╭──
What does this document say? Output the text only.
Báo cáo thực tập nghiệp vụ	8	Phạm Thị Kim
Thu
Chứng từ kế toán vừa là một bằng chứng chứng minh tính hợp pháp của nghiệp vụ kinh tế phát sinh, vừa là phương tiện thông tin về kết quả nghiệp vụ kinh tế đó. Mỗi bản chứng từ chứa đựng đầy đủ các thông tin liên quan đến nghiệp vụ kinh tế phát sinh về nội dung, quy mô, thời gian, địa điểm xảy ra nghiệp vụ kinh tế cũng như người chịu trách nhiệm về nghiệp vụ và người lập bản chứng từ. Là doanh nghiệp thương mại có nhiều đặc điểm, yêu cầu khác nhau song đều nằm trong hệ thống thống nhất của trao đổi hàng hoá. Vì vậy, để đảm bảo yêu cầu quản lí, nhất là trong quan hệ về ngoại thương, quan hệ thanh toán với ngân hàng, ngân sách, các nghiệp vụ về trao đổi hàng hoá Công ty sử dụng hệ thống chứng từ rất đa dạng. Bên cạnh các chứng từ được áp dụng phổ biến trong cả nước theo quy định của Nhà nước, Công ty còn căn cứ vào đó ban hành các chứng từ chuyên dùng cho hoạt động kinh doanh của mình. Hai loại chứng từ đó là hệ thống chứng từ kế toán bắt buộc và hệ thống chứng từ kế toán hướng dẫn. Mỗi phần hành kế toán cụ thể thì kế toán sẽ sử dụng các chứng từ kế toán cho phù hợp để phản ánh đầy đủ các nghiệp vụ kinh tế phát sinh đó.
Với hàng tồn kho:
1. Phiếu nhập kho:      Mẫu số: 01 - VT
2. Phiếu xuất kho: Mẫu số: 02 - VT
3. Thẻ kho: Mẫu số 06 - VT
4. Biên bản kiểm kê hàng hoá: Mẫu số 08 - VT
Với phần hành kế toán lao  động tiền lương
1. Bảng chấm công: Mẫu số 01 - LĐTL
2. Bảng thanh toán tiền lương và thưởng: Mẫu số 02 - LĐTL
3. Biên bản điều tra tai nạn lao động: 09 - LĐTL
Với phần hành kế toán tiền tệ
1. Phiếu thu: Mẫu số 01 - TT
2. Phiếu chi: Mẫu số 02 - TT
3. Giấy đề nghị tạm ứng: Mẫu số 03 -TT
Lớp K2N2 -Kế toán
╰──
PROBLEM TO SOLVE> Return each line of the listing that holds the string "nghiệp".

REPLY>
Báo cáo thực tập nghiệp vụ	8	Phạm Thị Kim
Chứng từ kế toán vừa là một bằng chứng chứng minh tính hợp pháp của nghiệp vụ kinh tế phát sinh, vừa là phương tiện thông tin về kết quả nghiệp vụ kinh tế đó. Mỗi bản chứng từ chứa đựng đầy đủ các thông tin liên quan đến nghiệp vụ kinh tế phát sinh về nội dung, quy mô, thời gian, địa điểm xảy ra nghiệp vụ kinh tế cũng như người chịu trách nhiệm về nghiệp vụ và người lập bản chứng từ. Là doanh nghiệp thương mại có nhiều đặc điểm, yêu cầu khác nhau song đều nằm trong hệ thống thống nhất của trao đổi hàng hoá. Vì vậy, để đảm bảo yêu cầu quản lí, nhất là trong quan hệ về ngoại thương, quan hệ thanh toán với ngân hàng, ngân sách, các nghiệp vụ về trao đổi hàng hoá Công ty sử dụng hệ thống chứng từ rất đa dạng. Bên cạnh các chứng từ được áp dụng phổ biến trong cả nước theo quy định của Nhà nước, Công ty còn căn cứ vào đó ban hành các chứng từ chuyên dùng cho hoạt động kinh doanh của mình. Hai loại chứng từ đó là hệ thống chứng từ kế toán bắt buộc và hệ thống chứng từ kế toán hướng dẫn. Mỗi phần hành kế toán cụ thể thì kế toán sẽ sử dụng các chứng từ kế toán cho phù hợp để phản ánh đầy đủ các nghiệp vụ kinh tế phát sinh đó.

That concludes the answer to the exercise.